Task input:
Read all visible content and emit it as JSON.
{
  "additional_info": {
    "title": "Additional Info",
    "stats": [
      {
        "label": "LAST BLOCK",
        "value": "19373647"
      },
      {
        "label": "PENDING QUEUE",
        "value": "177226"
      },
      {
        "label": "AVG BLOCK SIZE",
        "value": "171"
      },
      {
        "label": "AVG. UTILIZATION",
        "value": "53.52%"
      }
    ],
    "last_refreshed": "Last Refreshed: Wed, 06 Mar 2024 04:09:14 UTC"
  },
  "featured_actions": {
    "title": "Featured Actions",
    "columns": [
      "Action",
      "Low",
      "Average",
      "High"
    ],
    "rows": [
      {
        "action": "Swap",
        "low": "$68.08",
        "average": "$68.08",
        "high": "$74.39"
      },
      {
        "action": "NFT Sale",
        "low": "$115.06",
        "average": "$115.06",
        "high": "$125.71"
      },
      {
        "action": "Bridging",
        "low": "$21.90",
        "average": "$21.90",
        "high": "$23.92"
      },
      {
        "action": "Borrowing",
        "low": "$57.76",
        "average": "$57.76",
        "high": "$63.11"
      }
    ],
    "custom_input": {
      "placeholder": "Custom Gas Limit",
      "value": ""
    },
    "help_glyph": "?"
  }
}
* * *
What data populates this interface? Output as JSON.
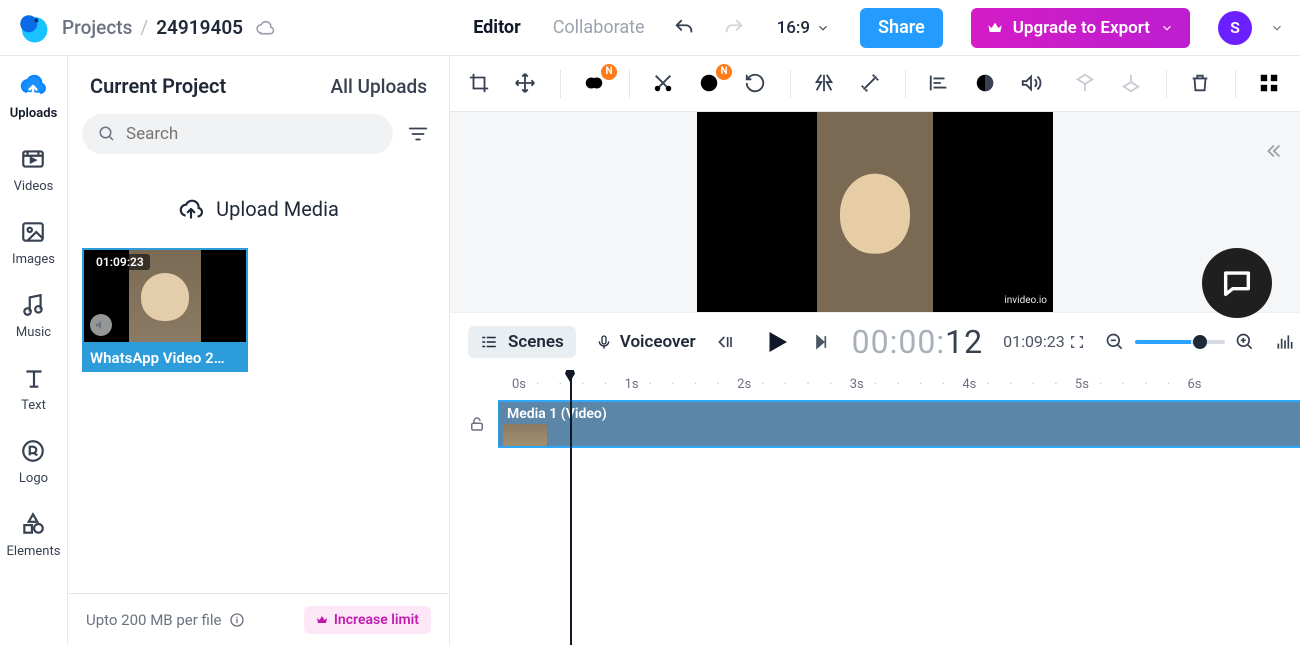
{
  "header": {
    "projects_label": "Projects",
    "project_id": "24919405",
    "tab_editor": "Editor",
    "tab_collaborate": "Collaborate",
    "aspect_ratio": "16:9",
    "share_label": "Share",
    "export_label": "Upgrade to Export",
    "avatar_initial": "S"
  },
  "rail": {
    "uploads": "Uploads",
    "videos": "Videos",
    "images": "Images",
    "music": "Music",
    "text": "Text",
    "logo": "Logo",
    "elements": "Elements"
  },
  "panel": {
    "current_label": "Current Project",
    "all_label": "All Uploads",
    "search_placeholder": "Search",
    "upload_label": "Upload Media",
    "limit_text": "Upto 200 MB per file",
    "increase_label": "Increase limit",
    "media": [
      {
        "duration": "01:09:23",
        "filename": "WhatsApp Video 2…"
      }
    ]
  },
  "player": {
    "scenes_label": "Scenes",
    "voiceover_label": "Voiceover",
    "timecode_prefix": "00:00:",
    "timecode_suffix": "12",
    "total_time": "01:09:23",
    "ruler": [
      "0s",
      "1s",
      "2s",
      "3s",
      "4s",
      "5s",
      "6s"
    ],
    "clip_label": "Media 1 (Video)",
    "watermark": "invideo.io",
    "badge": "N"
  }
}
--
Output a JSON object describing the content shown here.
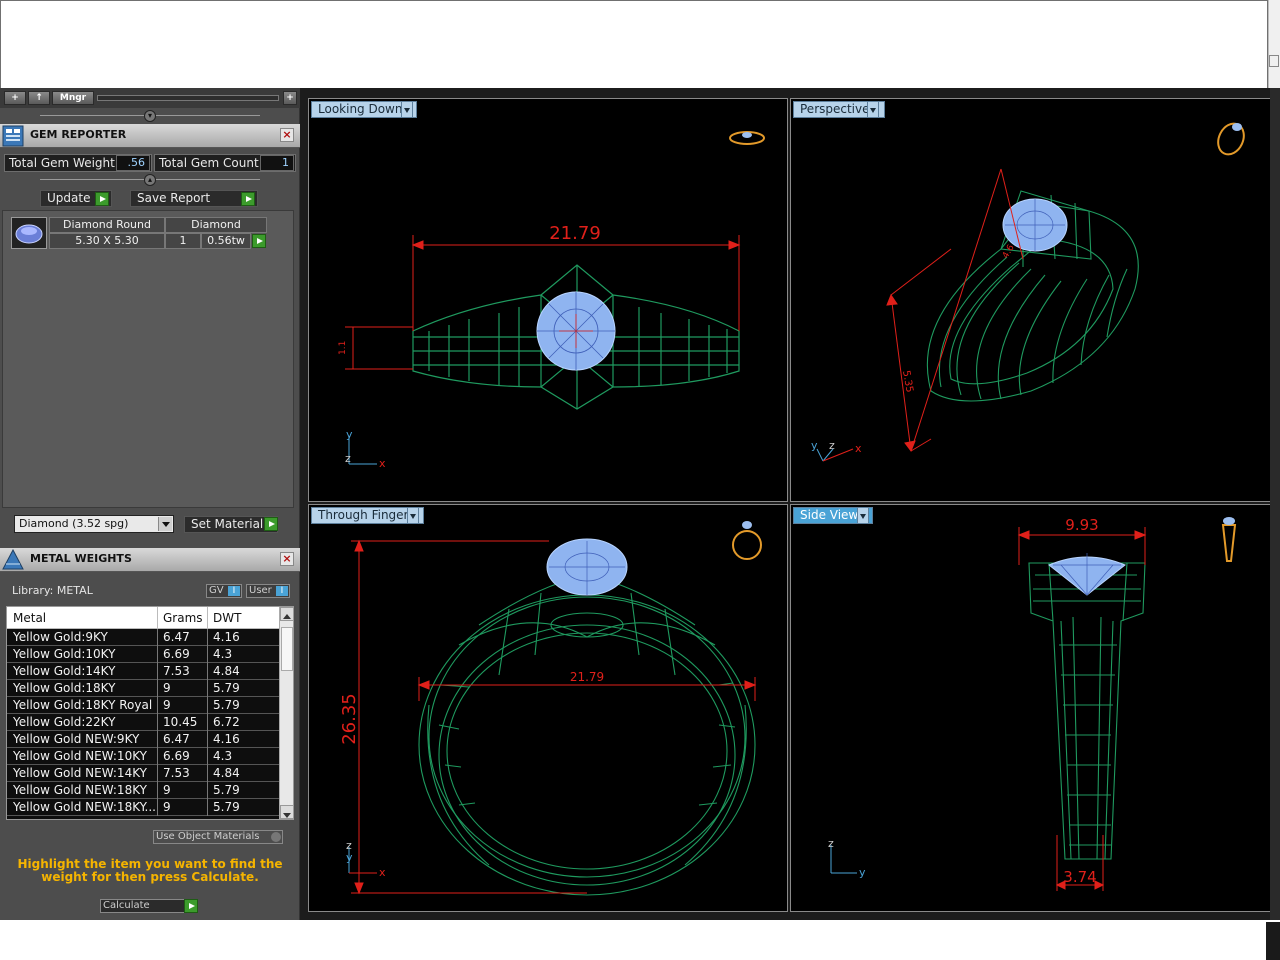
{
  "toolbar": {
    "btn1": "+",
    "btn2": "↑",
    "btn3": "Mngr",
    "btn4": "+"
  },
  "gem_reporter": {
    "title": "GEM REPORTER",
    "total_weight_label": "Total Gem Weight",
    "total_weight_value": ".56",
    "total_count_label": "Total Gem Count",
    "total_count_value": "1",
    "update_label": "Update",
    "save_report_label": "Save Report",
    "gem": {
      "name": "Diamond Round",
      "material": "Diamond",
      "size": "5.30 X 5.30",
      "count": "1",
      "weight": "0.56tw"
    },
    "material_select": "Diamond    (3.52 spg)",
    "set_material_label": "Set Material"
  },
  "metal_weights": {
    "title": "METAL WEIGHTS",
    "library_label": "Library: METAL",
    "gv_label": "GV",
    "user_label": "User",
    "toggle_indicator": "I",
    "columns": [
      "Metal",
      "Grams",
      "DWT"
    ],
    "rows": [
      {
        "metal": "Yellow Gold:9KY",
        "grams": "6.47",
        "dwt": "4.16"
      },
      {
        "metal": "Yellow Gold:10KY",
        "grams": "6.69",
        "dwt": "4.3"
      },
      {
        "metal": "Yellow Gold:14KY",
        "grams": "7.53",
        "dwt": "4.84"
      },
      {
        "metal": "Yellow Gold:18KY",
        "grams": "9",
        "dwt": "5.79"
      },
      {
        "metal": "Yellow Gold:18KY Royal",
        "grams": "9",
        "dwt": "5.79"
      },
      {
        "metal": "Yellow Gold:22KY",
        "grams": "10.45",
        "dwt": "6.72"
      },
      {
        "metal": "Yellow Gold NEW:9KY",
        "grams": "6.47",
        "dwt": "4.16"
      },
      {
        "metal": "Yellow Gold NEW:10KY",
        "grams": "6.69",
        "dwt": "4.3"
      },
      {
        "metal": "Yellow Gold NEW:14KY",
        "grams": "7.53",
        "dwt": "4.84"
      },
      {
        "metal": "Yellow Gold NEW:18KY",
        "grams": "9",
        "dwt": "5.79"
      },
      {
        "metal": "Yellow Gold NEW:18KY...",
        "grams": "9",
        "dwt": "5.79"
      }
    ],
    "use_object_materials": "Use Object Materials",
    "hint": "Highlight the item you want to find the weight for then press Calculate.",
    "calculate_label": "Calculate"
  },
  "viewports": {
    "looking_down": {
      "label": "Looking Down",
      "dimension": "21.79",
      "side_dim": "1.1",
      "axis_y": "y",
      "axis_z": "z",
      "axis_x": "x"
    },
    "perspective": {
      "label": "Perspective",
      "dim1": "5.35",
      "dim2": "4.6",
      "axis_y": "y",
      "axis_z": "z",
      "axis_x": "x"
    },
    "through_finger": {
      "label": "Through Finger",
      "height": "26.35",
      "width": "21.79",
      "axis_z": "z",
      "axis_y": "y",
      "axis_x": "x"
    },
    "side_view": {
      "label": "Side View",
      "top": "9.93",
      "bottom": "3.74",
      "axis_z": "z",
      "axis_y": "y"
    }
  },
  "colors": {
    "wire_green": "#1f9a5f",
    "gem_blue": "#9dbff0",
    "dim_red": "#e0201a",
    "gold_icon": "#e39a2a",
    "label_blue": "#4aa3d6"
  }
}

Exercise: Only lines with the string "Output" belong in your answer; copy each one.

Response below:
What data populates this interface? Output as JSON.
Output a JSON object describing the content shown here.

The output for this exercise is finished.